Saved data entries
-----
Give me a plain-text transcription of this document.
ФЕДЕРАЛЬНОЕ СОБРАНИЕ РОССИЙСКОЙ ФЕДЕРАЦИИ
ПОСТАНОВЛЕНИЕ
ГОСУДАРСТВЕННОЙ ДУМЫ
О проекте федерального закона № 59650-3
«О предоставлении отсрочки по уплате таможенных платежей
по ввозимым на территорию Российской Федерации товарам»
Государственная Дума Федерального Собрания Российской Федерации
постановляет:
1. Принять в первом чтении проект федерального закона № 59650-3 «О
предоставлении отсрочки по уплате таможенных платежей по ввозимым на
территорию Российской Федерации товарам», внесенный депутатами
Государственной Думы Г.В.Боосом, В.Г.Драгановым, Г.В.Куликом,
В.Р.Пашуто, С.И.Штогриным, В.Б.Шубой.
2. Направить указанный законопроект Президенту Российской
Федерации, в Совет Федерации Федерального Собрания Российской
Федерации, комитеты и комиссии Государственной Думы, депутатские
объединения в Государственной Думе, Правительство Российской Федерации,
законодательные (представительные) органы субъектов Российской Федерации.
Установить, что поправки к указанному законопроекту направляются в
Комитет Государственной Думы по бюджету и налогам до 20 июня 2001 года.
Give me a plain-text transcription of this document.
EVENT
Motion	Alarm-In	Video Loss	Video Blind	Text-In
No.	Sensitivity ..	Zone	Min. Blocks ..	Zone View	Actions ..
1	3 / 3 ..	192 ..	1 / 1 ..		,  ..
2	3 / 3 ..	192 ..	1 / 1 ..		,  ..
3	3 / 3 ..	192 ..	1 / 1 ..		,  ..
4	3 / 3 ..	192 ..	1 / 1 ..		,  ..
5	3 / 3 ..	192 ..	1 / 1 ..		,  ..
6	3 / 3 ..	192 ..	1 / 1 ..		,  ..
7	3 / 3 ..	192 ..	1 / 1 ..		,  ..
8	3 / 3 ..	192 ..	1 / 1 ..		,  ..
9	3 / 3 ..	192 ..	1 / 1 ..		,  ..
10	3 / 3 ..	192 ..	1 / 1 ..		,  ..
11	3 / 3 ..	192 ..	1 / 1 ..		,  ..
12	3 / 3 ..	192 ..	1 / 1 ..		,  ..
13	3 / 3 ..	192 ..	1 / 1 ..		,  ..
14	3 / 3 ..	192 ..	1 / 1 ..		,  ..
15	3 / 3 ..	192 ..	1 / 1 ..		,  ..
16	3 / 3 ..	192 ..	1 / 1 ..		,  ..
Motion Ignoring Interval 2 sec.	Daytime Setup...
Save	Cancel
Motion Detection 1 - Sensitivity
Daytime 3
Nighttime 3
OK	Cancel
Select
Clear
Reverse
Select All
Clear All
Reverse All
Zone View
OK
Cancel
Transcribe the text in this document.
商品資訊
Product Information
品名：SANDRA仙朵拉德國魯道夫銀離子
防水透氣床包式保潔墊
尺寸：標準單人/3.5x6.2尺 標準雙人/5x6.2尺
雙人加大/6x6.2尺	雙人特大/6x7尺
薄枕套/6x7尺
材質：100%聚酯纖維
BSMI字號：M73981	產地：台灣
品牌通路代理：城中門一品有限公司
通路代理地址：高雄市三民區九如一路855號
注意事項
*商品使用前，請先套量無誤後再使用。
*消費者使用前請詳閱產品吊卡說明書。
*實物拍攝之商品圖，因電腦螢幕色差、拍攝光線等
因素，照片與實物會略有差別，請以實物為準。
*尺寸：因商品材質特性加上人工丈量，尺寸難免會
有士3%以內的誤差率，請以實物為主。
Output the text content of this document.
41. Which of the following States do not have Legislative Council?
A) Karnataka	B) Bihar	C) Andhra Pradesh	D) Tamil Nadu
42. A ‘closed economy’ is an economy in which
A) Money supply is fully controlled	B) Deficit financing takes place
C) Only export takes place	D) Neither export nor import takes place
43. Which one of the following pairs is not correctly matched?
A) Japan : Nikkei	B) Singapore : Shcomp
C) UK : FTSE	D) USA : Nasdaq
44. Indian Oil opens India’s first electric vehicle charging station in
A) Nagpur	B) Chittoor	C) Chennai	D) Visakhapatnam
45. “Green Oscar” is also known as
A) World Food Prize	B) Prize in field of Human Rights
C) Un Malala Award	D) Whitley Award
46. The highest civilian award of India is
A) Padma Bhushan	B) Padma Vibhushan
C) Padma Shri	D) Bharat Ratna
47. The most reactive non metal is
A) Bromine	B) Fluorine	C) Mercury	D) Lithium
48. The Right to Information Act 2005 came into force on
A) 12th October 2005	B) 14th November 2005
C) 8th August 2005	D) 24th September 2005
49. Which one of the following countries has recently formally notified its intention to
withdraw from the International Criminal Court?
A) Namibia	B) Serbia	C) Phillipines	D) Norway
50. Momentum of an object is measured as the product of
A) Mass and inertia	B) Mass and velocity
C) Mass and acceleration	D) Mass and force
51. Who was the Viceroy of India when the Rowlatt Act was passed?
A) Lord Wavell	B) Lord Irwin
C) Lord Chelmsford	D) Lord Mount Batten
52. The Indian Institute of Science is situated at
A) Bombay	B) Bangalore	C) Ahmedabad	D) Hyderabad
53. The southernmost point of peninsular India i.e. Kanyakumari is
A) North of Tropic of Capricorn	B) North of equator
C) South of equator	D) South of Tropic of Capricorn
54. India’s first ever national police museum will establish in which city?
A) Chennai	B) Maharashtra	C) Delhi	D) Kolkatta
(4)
-----
Required work: Pull every line containing the word "закона" out of the entries above.

Finished task:
О проекте федерального закона № 59650-3
1. Принять в первом чтении проект федерального закона № 59650-3 «О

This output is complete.